● **Material to process**:
▬▬▬

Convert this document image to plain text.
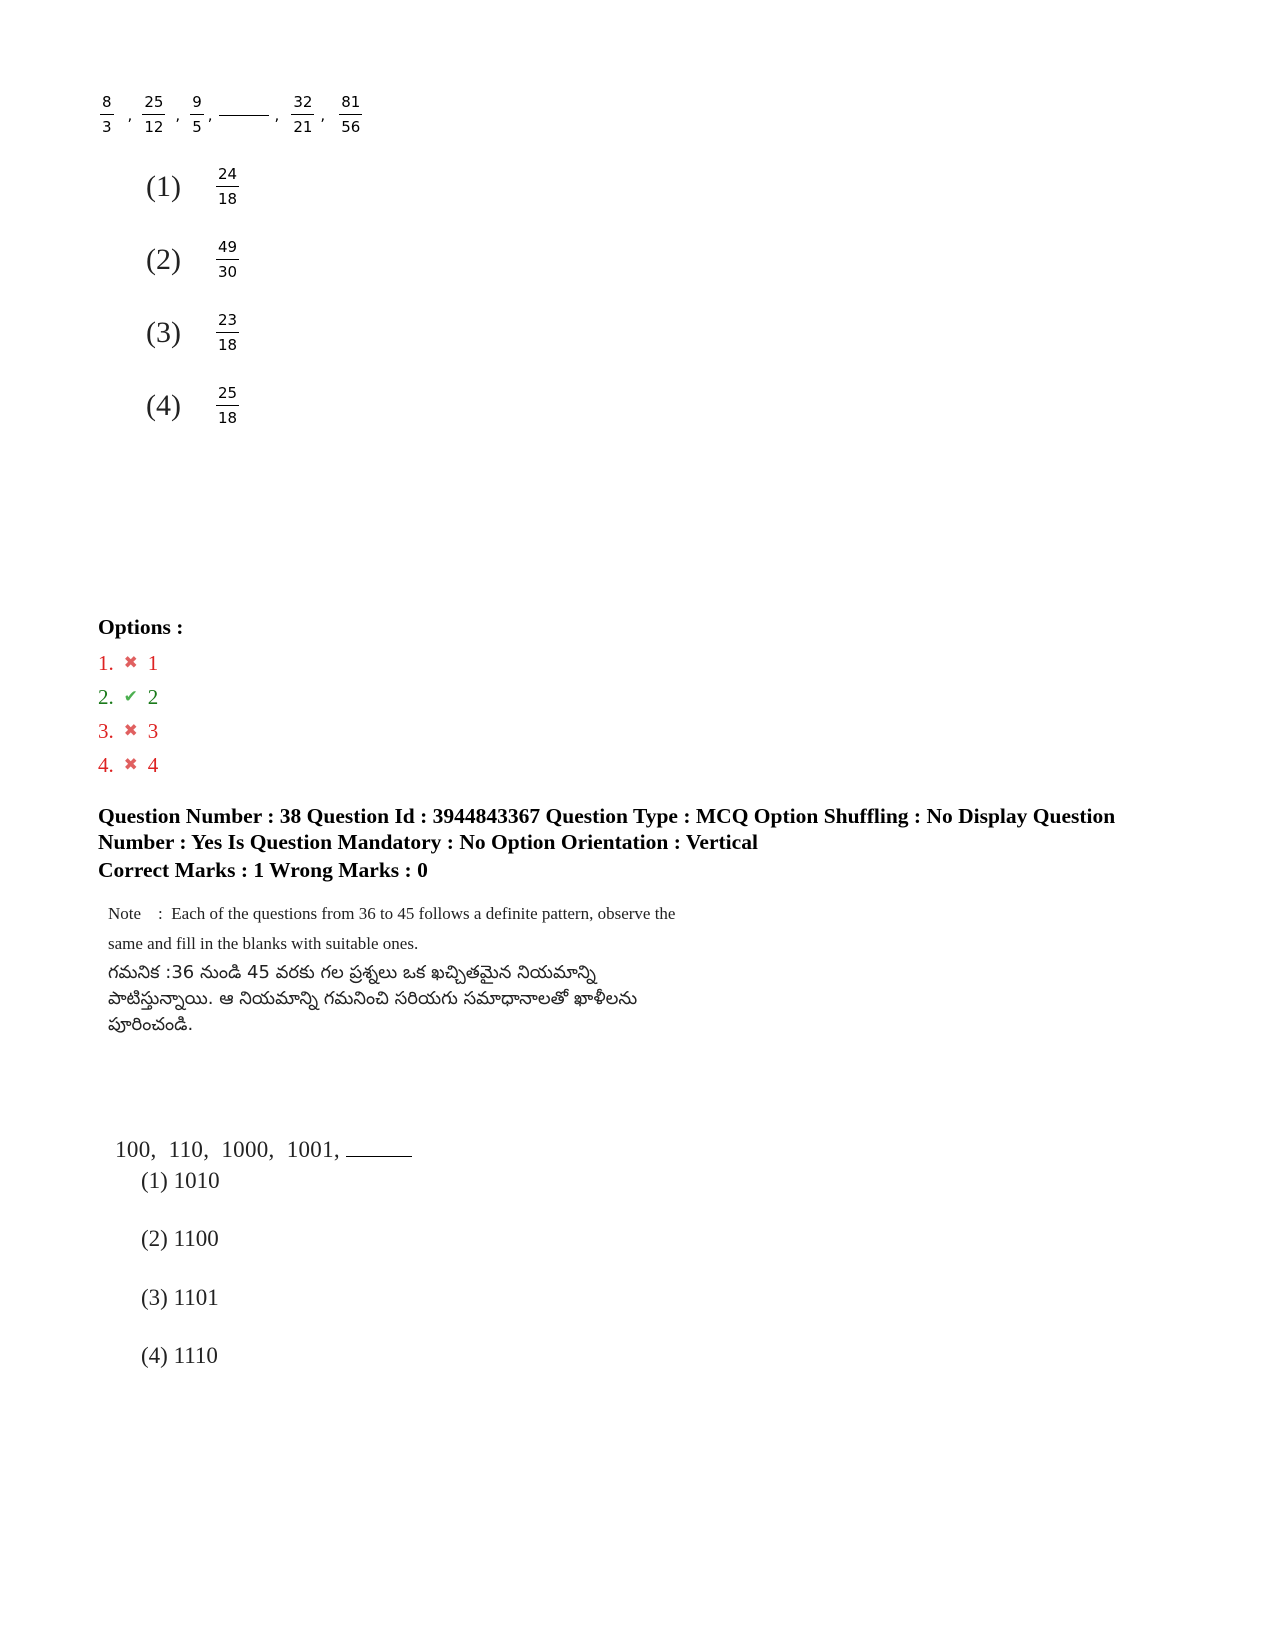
$\frac{8}{3}$ , $\frac{25}{12}$ , $\frac{9}{5}$ ,	, $\frac{32}{21}$ , $\frac{81}{56}$
(1)	$\frac{24}{18}$
(2)	$\frac{49}{30}$
(3)	$\frac{23}{18}$
(4)	$\frac{25}{18}$
Options :
1. ✖ 1
2. ✔ 2
3. ✖ 3
4. ✖ 4
Question Number : 38 Question Id : 3944843367 Question Type : MCQ Option Shuffling : No Display Question
Number : Yes Is Question Mandatory : No Option Orientation : Vertical
Correct Marks : 1 Wrong Marks : 0
Note    :  Each of the questions from 36 to 45 follows a definite pattern, observe the
same and fill in the blanks with suitable ones.
గమనిక :36 నుండి 45 వరకు గల ప్రశ్నలు ఒక ఖచ్చితమైన నియమాన్ని
పాటిస్తున్నాయి. ఆ నియమాన్ని గమనించి సరియగు సమాధానాలతో ఖాళీలను
పూరించండి.

100,  110,  1000,  1001,

(1) 1010
(2) 1100
(3) 1101
(4) 1110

▬▬▬

● **Goal of the exercise**: Do not copy the pictures, but repeat every line exactly.

● **Solution**:
Convert this document image to plain text.
$\frac{8}{3}$ , $\frac{25}{12}$ , $\frac{9}{5}$ ,	, $\frac{32}{21}$ , $\frac{81}{56}$
(1)	$\frac{24}{18}$
(2)	$\frac{49}{30}$
(3)	$\frac{23}{18}$
(4)	$\frac{25}{18}$
Options :
1. ✖ 1
2. ✔ 2
3. ✖ 3
4. ✖ 4
Question Number : 38 Question Id : 3944843367 Question Type : MCQ Option Shuffling : No Display Question
Number : Yes Is Question Mandatory : No Option Orientation : Vertical
Correct Marks : 1 Wrong Marks : 0
Note    :  Each of the questions from 36 to 45 follows a definite pattern, observe the
same and fill in the blanks with suitable ones.
గమనిక :36 నుండి 45 వరకు గల ప్రశ్నలు ఒక ఖచ్చితమైన నియమాన్ని
పాటిస్తున్నాయి. ఆ నియమాన్ని గమనించి సరియగు సమాధానాలతో ఖాళీలను
పూరించండి.

100,  110,  1000,  1001,

(1) 1010
(2) 1100
(3) 1101
(4) 1110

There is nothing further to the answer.